DIRECTIONS —
Write out the whole listing, matching it exactly.

** START **

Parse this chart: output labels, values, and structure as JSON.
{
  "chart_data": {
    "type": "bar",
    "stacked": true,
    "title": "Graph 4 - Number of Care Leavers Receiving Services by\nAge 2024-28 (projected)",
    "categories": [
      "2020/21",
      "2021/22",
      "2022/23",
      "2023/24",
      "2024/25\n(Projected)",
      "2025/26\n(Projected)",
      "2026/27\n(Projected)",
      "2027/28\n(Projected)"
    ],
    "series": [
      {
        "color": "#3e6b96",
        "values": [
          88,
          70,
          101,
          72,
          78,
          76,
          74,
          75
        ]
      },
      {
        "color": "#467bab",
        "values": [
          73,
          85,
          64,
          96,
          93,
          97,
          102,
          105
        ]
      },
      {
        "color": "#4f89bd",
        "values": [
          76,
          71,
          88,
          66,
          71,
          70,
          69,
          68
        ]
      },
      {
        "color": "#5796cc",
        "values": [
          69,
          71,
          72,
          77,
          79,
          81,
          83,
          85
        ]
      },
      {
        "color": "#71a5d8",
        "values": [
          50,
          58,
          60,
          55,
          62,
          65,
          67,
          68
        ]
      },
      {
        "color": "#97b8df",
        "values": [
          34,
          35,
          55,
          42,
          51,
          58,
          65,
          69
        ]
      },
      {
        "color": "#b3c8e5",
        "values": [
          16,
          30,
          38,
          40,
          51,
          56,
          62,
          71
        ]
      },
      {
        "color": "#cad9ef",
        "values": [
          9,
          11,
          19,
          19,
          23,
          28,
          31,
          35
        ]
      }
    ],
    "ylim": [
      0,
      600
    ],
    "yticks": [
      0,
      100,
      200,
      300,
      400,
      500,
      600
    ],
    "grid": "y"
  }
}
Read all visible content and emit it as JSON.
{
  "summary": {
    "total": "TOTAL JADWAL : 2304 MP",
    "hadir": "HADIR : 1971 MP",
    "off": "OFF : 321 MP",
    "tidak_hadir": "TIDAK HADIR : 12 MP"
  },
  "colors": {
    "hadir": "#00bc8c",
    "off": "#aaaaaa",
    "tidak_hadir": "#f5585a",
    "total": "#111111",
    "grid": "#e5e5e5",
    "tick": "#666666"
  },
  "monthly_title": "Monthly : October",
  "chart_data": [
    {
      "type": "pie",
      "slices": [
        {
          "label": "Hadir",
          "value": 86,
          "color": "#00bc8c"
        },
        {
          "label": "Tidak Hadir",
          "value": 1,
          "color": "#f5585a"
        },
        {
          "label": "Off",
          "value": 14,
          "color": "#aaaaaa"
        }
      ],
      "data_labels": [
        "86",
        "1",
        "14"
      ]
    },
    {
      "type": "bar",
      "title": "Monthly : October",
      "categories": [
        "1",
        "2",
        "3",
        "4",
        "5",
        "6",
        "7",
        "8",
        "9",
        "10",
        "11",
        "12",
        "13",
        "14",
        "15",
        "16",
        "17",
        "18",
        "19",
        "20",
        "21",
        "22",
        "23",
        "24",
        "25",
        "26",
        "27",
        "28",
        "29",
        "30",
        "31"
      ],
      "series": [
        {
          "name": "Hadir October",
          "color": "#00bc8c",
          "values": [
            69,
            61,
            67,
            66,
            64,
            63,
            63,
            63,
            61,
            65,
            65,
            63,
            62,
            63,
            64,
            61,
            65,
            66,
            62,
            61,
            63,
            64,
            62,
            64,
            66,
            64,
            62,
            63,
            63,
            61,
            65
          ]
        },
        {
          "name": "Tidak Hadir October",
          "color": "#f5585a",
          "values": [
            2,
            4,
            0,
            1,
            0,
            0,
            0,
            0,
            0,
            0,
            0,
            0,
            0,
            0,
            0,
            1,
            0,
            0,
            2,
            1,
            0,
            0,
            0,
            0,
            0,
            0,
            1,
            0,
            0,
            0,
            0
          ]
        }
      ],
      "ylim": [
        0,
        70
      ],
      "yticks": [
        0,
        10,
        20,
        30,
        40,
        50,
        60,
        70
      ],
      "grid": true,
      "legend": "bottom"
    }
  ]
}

** END **

TASK SOLUTION —
Parse this chart: output labels, values, and structure as JSON.
{
  "chart_data": {
    "type": "bar",
    "stacked": true,
    "title": "Graph 4 - Number of Care Leavers Receiving Services by\nAge 2024-28 (projected)",
    "categories": [
      "2020/21",
      "2021/22",
      "2022/23",
      "2023/24",
      "2024/25\n(Projected)",
      "2025/26\n(Projected)",
      "2026/27\n(Projected)",
      "2027/28\n(Projected)"
    ],
    "series": [
      {
        "color": "#3e6b96",
        "values": [
          88,
          70,
          101,
          72,
          78,
          76,
          74,
          75
        ]
      },
      {
        "color": "#467bab",
        "values": [
          73,
          85,
          64,
          96,
          93,
          97,
          102,
          105
        ]
      },
      {
        "color": "#4f89bd",
        "values": [
          76,
          71,
          88,
          66,
          71,
          70,
          69,
          68
        ]
      },
      {
        "color": "#5796cc",
        "values": [
          69,
          71,
          72,
          77,
          79,
          81,
          83,
          85
        ]
      },
      {
        "color": "#71a5d8",
        "values": [
          50,
          58,
          60,
          55,
          62,
          65,
          67,
          68
        ]
      },
      {
        "color": "#97b8df",
        "values": [
          34,
          35,
          55,
          42,
          51,
          58,
          65,
          69
        ]
      },
      {
        "color": "#b3c8e5",
        "values": [
          16,
          30,
          38,
          40,
          51,
          56,
          62,
          71
        ]
      },
      {
        "color": "#cad9ef",
        "values": [
          9,
          11,
          19,
          19,
          23,
          28,
          31,
          35
        ]
      }
    ],
    "ylim": [
      0,
      600
    ],
    "yticks": [
      0,
      100,
      200,
      300,
      400,
      500,
      600
    ],
    "grid": "y"
  }
}
Read all visible content and emit it as JSON.
{
  "summary": {
    "total": "TOTAL JADWAL : 2304 MP",
    "hadir": "HADIR : 1971 MP",
    "off": "OFF : 321 MP",
    "tidak_hadir": "TIDAK HADIR : 12 MP"
  },
  "colors": {
    "hadir": "#00bc8c",
    "off": "#aaaaaa",
    "tidak_hadir": "#f5585a",
    "total": "#111111",
    "grid": "#e5e5e5",
    "tick": "#666666"
  },
  "monthly_title": "Monthly : October",
  "chart_data": [
    {
      "type": "pie",
      "slices": [
        {
          "label": "Hadir",
          "value": 86,
          "color": "#00bc8c"
        },
        {
          "label": "Tidak Hadir",
          "value": 1,
          "color": "#f5585a"
        },
        {
          "label": "Off",
          "value": 14,
          "color": "#aaaaaa"
        }
      ],
      "data_labels": [
        "86",
        "1",
        "14"
      ]
    },
    {
      "type": "bar",
      "title": "Monthly : October",
      "categories": [
        "1",
        "2",
        "3",
        "4",
        "5",
        "6",
        "7",
        "8",
        "9",
        "10",
        "11",
        "12",
        "13",
        "14",
        "15",
        "16",
        "17",
        "18",
        "19",
        "20",
        "21",
        "22",
        "23",
        "24",
        "25",
        "26",
        "27",
        "28",
        "29",
        "30",
        "31"
      ],
      "series": [
        {
          "name": "Hadir October",
          "color": "#00bc8c",
          "values": [
            69,
            61,
            67,
            66,
            64,
            63,
            63,
            63,
            61,
            65,
            65,
            63,
            62,
            63,
            64,
            61,
            65,
            66,
            62,
            61,
            63,
            64,
            62,
            64,
            66,
            64,
            62,
            63,
            63,
            61,
            65
          ]
        },
        {
          "name": "Tidak Hadir October",
          "color": "#f5585a",
          "values": [
            2,
            4,
            0,
            1,
            0,
            0,
            0,
            0,
            0,
            0,
            0,
            0,
            0,
            0,
            0,
            1,
            0,
            0,
            2,
            1,
            0,
            0,
            0,
            0,
            0,
            0,
            1,
            0,
            0,
            0,
            0
          ]
        }
      ],
      "ylim": [
        0,
        70
      ],
      "yticks": [
        0,
        10,
        20,
        30,
        40,
        50,
        60,
        70
      ],
      "grid": true,
      "legend": "bottom"
    }
  ]
}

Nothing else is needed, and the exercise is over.